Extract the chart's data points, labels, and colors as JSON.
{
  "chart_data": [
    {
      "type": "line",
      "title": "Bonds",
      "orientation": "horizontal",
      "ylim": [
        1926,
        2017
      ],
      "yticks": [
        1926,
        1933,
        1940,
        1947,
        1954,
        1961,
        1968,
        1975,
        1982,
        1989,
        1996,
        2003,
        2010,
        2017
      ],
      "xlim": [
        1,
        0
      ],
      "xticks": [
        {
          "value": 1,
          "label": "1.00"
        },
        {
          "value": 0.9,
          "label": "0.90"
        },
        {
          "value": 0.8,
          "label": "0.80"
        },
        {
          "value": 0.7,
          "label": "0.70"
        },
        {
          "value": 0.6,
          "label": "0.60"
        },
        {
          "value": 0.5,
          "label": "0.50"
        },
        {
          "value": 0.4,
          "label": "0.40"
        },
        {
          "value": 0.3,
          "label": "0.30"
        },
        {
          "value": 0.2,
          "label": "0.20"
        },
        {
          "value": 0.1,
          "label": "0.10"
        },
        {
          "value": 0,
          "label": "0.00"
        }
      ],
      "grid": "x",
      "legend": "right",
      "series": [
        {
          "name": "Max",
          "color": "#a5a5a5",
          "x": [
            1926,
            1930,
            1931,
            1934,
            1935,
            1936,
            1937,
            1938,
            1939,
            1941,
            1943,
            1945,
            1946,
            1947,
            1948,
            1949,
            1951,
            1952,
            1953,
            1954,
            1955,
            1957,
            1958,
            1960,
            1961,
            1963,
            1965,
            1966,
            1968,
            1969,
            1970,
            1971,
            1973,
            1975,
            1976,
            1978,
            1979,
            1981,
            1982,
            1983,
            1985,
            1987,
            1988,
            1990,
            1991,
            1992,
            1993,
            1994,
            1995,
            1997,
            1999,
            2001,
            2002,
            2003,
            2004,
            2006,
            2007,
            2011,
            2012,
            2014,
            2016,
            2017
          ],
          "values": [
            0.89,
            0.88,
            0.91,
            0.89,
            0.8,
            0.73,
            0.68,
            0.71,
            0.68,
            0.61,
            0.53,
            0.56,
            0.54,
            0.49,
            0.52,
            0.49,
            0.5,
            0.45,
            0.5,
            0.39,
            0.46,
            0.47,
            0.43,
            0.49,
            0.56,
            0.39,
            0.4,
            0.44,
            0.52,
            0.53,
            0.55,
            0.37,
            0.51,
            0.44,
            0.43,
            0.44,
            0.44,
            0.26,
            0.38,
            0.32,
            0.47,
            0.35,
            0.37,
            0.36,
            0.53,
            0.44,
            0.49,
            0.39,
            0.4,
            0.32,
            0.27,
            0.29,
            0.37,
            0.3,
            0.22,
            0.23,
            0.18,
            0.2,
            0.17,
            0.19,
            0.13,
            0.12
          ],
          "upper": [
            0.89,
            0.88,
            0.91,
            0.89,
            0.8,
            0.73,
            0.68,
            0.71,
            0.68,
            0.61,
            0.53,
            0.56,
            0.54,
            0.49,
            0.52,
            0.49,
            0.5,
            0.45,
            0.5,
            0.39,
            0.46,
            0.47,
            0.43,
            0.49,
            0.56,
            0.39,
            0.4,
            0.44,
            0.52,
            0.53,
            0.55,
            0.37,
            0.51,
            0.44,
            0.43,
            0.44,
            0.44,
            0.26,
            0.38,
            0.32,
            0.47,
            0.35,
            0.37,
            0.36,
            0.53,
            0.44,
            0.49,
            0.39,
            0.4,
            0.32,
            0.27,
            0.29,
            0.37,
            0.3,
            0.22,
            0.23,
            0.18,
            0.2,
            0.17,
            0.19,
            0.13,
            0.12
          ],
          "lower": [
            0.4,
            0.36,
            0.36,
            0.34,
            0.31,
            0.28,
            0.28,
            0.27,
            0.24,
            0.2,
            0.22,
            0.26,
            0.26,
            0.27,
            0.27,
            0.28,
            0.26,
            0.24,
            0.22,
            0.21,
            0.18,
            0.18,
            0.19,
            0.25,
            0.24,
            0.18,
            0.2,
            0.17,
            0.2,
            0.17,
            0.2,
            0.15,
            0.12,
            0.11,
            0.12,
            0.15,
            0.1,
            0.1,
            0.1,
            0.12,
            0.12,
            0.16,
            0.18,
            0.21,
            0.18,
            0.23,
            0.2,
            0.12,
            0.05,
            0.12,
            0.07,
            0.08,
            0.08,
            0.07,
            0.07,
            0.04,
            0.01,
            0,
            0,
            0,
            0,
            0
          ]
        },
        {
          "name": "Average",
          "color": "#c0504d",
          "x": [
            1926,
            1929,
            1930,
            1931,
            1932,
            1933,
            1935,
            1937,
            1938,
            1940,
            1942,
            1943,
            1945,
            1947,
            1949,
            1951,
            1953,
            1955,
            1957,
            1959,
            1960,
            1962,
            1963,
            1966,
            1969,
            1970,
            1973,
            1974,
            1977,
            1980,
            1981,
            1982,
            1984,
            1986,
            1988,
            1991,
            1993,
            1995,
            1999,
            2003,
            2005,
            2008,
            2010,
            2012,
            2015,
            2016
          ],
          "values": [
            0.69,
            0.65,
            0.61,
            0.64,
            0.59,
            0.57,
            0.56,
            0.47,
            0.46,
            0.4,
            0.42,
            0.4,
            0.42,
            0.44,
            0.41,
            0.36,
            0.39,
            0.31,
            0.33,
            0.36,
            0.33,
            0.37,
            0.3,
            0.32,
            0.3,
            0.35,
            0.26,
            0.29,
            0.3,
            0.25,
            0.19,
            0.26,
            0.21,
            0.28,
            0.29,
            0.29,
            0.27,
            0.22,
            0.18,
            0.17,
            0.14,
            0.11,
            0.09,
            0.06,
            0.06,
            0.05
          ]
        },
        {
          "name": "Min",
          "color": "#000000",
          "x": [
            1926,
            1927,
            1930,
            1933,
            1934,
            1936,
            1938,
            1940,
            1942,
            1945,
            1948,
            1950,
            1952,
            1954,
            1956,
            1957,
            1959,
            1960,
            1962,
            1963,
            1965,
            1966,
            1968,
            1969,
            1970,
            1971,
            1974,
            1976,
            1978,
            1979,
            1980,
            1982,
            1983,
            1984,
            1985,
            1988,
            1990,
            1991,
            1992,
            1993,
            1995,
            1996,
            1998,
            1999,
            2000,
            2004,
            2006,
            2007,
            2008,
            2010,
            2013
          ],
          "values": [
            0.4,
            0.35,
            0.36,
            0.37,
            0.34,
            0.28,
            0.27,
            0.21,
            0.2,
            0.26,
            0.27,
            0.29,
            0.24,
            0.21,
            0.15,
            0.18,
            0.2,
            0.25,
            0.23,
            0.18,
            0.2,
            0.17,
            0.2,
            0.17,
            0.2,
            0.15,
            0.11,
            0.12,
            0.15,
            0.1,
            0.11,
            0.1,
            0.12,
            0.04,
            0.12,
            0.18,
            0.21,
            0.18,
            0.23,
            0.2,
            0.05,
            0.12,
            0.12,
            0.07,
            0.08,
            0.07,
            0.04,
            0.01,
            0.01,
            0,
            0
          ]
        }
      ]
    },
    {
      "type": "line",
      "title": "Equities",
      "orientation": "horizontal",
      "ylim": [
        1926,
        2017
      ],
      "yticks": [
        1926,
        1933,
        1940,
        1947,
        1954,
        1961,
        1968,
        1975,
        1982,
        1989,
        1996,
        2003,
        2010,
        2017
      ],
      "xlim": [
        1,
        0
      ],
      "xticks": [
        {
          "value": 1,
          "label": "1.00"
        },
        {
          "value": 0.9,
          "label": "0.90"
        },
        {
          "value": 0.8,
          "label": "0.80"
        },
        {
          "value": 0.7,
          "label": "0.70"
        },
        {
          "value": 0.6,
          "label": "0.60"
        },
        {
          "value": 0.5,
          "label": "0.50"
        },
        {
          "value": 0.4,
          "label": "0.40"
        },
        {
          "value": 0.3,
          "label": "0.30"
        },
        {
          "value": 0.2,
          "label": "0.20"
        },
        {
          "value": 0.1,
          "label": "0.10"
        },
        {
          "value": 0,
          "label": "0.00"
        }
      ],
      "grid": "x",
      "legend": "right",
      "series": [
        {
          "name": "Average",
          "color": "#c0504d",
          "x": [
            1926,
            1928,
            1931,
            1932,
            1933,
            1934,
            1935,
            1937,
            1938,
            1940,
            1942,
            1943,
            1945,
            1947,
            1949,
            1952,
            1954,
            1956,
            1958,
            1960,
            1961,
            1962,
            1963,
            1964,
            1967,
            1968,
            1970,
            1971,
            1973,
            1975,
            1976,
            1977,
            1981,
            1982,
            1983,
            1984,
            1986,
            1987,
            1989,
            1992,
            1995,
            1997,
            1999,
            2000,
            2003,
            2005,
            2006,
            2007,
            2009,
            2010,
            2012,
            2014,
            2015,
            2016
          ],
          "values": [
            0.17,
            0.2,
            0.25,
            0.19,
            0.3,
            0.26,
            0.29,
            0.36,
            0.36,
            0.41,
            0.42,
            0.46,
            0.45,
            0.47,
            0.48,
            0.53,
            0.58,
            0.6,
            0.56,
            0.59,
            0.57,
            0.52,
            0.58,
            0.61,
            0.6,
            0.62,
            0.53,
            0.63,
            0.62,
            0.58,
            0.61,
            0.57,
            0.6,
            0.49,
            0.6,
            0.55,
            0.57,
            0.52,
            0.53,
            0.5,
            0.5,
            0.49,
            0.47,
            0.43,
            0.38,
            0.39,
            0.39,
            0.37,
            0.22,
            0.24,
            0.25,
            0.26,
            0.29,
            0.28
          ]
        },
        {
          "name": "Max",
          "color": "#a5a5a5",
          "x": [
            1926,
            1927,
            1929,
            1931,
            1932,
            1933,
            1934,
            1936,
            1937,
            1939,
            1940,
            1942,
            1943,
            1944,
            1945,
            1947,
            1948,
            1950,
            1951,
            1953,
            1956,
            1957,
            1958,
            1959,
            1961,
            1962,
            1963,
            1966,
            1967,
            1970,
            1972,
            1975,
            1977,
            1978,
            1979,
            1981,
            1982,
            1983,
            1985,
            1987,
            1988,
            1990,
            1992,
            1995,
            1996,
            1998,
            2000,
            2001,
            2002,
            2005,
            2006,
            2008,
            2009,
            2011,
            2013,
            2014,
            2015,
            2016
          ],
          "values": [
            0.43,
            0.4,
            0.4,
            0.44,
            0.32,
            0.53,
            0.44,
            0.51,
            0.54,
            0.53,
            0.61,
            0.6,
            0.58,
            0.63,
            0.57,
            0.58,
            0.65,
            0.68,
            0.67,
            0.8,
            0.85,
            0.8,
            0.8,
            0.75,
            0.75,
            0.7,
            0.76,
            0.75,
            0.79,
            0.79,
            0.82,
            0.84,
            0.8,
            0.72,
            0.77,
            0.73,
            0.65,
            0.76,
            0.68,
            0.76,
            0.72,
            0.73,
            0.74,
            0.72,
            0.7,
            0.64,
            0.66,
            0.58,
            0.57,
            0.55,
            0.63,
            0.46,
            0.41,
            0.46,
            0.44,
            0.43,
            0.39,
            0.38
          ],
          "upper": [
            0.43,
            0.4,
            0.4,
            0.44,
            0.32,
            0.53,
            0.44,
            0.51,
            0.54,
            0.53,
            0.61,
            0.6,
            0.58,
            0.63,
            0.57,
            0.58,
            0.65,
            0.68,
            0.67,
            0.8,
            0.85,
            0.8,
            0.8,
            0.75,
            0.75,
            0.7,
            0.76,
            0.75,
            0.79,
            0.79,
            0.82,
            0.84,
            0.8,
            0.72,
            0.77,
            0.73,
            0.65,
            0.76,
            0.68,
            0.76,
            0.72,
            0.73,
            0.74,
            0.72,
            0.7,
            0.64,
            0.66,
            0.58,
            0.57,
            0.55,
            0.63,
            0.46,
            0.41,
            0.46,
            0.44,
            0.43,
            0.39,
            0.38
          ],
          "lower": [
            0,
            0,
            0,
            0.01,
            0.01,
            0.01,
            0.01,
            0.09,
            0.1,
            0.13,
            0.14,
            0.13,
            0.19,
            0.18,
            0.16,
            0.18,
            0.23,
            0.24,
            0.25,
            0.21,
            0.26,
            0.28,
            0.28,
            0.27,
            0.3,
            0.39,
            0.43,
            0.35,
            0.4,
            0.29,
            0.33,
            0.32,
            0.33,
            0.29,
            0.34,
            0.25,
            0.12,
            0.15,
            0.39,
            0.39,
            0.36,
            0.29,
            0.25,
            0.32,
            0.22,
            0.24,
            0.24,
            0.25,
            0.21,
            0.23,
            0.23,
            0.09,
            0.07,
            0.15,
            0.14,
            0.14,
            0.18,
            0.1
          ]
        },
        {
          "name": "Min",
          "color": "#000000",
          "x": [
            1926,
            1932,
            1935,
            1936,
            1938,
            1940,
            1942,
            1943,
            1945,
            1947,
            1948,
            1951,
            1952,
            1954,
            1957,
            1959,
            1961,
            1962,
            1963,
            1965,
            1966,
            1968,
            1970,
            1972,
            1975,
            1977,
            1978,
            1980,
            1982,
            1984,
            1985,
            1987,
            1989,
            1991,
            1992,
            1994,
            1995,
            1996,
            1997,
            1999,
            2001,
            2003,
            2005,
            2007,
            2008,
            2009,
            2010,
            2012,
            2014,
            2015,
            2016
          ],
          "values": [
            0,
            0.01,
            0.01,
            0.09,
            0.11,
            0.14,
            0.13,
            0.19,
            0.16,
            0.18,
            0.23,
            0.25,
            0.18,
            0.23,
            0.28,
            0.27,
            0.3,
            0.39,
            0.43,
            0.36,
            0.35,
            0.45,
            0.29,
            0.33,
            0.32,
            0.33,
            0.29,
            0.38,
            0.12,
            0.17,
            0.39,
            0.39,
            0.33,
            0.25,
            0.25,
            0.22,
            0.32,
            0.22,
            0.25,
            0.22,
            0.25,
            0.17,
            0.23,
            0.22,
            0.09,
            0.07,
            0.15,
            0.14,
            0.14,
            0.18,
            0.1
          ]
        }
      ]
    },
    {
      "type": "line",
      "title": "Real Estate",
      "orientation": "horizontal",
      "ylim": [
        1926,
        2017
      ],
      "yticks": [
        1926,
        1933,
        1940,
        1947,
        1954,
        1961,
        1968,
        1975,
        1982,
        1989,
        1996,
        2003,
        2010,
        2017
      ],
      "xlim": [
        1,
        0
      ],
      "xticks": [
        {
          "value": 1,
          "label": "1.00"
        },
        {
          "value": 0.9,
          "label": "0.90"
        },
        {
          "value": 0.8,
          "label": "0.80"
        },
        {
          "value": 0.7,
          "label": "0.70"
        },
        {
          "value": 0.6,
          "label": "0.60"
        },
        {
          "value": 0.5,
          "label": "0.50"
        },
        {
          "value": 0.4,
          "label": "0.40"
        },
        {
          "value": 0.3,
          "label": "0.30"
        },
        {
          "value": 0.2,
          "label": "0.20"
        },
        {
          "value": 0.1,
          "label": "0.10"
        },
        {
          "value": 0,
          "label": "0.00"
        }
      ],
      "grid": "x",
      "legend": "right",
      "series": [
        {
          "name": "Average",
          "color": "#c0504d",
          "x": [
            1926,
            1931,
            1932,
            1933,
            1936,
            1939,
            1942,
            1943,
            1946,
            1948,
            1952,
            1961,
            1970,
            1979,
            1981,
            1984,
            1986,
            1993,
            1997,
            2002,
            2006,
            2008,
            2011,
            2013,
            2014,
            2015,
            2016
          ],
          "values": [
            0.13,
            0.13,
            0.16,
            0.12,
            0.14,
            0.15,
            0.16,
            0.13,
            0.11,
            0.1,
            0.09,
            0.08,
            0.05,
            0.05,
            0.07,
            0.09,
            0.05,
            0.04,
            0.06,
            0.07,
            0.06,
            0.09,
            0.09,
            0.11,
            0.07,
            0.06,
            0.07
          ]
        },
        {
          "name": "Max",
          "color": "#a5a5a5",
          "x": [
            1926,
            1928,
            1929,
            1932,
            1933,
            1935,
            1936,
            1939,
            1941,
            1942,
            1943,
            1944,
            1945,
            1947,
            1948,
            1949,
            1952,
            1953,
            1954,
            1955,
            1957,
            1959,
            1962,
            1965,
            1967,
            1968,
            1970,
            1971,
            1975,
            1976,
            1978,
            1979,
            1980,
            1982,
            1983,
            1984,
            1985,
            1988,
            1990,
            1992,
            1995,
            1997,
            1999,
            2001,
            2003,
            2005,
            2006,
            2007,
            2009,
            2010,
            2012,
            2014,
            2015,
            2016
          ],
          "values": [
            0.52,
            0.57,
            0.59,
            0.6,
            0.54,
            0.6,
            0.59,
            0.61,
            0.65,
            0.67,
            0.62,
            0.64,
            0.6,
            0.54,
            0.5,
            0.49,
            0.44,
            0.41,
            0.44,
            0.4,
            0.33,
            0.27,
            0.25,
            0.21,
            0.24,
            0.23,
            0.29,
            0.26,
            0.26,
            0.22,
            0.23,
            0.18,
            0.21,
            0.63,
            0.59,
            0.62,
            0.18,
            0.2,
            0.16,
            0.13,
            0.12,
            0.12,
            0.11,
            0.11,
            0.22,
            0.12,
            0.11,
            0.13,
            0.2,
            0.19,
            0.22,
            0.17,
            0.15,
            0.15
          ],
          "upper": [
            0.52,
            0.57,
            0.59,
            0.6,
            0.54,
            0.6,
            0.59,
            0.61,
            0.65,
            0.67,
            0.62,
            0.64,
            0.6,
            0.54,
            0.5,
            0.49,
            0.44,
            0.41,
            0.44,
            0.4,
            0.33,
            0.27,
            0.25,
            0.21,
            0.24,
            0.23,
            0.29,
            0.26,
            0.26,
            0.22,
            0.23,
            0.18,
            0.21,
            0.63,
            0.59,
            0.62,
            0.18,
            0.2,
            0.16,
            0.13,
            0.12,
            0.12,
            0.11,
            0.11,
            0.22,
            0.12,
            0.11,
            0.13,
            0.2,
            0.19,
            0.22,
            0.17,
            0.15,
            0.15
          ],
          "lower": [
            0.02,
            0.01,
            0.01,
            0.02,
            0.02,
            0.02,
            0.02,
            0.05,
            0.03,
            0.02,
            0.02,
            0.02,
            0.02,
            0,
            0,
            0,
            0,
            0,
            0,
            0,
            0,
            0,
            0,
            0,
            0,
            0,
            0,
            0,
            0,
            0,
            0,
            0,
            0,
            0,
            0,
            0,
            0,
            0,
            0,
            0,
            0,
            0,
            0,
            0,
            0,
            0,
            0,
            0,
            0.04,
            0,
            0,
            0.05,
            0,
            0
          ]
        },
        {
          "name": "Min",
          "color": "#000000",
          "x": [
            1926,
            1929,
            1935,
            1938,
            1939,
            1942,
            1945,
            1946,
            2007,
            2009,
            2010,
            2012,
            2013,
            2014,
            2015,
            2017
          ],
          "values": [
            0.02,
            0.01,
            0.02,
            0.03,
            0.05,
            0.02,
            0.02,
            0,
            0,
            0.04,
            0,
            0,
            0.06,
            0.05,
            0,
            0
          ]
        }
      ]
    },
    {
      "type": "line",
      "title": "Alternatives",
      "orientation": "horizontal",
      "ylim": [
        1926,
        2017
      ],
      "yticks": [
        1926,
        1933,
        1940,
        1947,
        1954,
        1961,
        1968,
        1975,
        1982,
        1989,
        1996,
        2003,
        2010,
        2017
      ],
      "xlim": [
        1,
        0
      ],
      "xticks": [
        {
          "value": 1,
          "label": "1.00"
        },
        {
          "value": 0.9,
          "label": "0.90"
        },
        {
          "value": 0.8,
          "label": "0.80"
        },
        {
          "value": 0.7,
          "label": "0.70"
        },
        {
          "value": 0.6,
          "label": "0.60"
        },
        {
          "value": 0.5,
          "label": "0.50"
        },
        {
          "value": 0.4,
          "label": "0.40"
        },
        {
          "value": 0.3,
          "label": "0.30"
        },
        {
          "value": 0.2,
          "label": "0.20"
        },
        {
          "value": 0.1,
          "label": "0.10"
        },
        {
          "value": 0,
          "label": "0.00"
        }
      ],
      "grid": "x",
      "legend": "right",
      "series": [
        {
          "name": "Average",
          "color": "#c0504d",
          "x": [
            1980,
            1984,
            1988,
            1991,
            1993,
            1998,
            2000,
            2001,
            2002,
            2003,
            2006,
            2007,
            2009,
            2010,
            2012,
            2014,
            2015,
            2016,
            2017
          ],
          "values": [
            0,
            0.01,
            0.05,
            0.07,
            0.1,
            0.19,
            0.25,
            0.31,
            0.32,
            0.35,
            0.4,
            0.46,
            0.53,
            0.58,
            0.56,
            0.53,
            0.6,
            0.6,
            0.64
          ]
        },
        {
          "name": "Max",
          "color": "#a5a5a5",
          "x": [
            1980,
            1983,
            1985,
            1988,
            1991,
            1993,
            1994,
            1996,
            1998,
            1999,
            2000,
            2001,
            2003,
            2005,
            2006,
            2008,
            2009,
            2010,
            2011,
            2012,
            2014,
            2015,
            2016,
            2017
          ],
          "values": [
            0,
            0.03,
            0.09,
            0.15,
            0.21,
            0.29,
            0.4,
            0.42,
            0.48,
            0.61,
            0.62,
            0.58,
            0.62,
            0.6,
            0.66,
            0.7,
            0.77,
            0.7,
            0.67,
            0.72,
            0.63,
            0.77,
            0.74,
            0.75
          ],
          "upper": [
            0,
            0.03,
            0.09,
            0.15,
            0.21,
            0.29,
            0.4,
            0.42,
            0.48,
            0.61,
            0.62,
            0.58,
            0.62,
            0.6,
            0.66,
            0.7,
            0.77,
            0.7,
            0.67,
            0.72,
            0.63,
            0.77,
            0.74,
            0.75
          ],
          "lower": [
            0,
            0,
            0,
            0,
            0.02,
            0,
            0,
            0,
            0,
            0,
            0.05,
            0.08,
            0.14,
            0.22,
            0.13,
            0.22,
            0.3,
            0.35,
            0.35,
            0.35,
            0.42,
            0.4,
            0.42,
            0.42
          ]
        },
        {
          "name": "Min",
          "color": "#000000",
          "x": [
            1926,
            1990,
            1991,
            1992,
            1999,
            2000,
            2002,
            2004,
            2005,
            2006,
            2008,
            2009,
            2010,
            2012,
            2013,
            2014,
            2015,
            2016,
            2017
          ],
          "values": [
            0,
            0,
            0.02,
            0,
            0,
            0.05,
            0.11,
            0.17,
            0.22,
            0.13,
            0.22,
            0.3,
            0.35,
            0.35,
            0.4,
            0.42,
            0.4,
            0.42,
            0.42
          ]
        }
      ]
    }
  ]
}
════
# Short task
Go through the preceding material and copy each line that has the word "title".

# Right answer
      "title": "Bonds",
      "title": "Equities",
      "title": "Real Estate",
      "title": "Alternatives",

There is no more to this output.